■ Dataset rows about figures

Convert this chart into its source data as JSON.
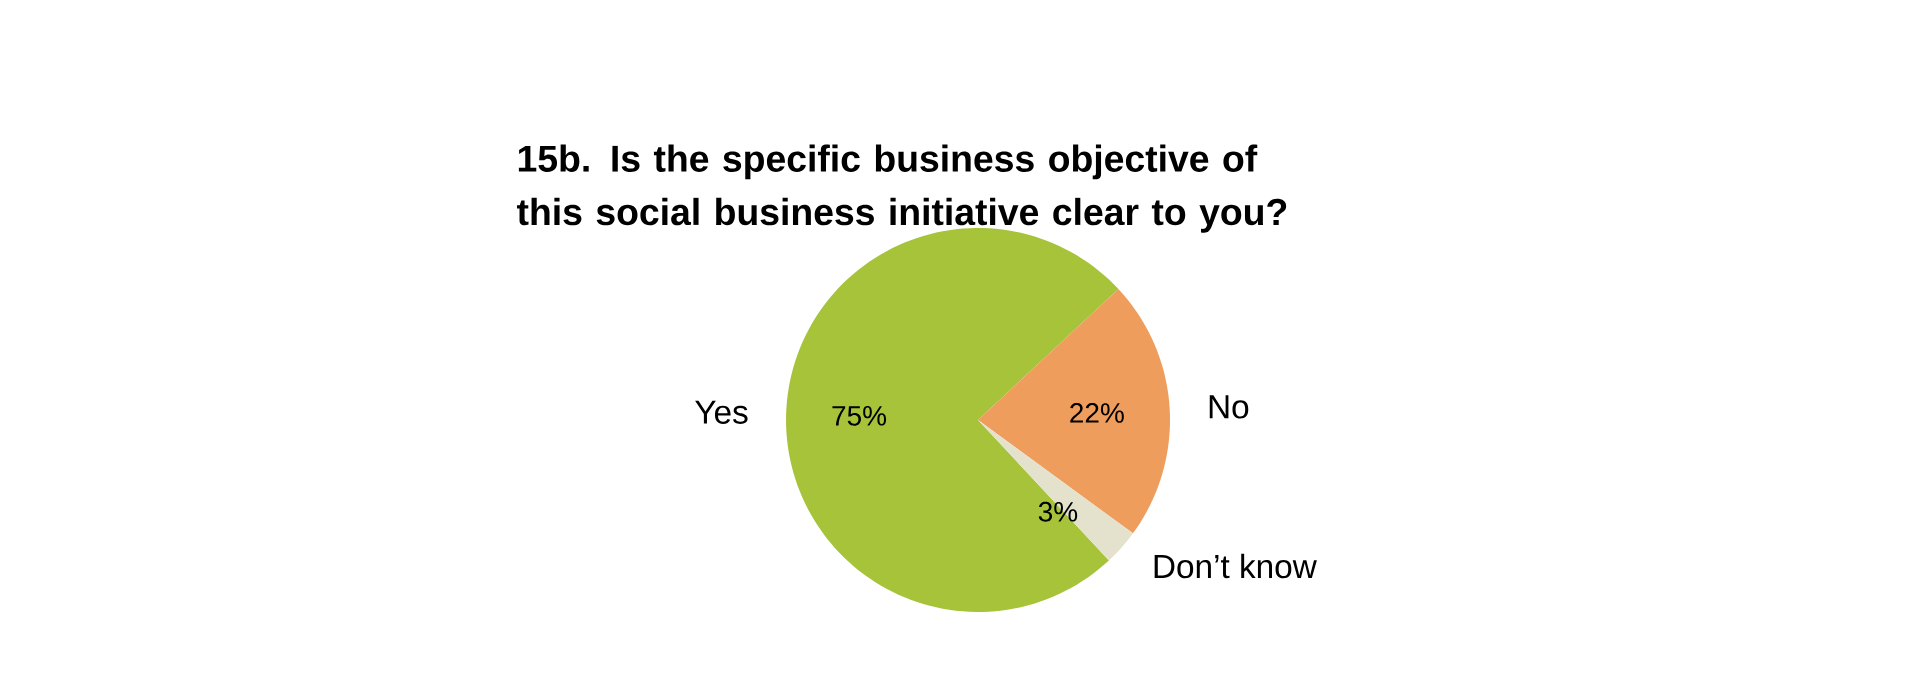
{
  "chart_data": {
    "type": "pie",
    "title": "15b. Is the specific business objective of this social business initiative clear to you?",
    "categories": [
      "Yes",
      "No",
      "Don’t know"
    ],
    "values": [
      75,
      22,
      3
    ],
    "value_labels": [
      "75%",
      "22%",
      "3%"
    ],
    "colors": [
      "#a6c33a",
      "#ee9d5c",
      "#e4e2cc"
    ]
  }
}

■ What the task asks
Using the listing above, say how many of its lines contain the string "this", giving nothing but the figure.

■ Written response
2